**WRITTEN INSTRUCTION**
Without the pictures, repeat the listing character for character.

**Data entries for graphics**
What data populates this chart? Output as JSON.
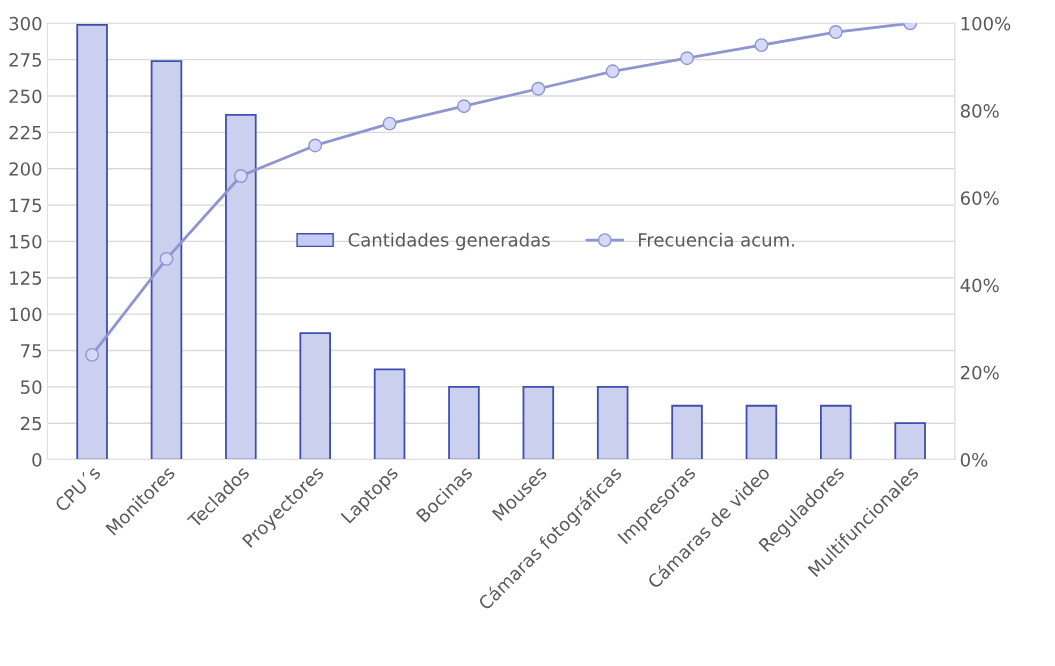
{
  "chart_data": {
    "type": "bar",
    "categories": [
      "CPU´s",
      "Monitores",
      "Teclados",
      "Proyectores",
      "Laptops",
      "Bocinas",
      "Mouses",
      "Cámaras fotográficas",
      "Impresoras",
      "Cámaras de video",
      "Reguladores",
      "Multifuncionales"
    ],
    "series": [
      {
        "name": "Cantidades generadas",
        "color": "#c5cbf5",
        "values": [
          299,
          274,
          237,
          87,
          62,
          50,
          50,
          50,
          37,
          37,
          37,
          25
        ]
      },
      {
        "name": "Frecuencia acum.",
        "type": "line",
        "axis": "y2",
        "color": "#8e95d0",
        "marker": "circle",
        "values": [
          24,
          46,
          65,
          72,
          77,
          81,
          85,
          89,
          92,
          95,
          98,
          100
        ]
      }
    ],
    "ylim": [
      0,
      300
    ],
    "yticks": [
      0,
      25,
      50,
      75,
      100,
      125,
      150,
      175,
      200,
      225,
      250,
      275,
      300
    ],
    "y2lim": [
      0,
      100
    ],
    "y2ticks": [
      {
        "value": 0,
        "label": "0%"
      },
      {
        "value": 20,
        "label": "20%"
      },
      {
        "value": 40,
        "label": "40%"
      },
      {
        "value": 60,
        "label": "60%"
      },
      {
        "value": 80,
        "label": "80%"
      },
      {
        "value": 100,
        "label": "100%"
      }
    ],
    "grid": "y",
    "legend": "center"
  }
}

**THE SOLUTION**
What data populates this chart? Output as JSON.
{
  "chart_data": {
    "type": "bar",
    "categories": [
      "CPU´s",
      "Monitores",
      "Teclados",
      "Proyectores",
      "Laptops",
      "Bocinas",
      "Mouses",
      "Cámaras fotográficas",
      "Impresoras",
      "Cámaras de video",
      "Reguladores",
      "Multifuncionales"
    ],
    "series": [
      {
        "name": "Cantidades generadas",
        "color": "#c5cbf5",
        "values": [
          299,
          274,
          237,
          87,
          62,
          50,
          50,
          50,
          37,
          37,
          37,
          25
        ]
      },
      {
        "name": "Frecuencia acum.",
        "type": "line",
        "axis": "y2",
        "color": "#8e95d0",
        "marker": "circle",
        "values": [
          24,
          46,
          65,
          72,
          77,
          81,
          85,
          89,
          92,
          95,
          98,
          100
        ]
      }
    ],
    "ylim": [
      0,
      300
    ],
    "yticks": [
      0,
      25,
      50,
      75,
      100,
      125,
      150,
      175,
      200,
      225,
      250,
      275,
      300
    ],
    "y2lim": [
      0,
      100
    ],
    "y2ticks": [
      {
        "value": 0,
        "label": "0%"
      },
      {
        "value": 20,
        "label": "20%"
      },
      {
        "value": 40,
        "label": "40%"
      },
      {
        "value": 60,
        "label": "60%"
      },
      {
        "value": 80,
        "label": "80%"
      },
      {
        "value": 100,
        "label": "100%"
      }
    ],
    "grid": "y",
    "legend": "center"
  }
}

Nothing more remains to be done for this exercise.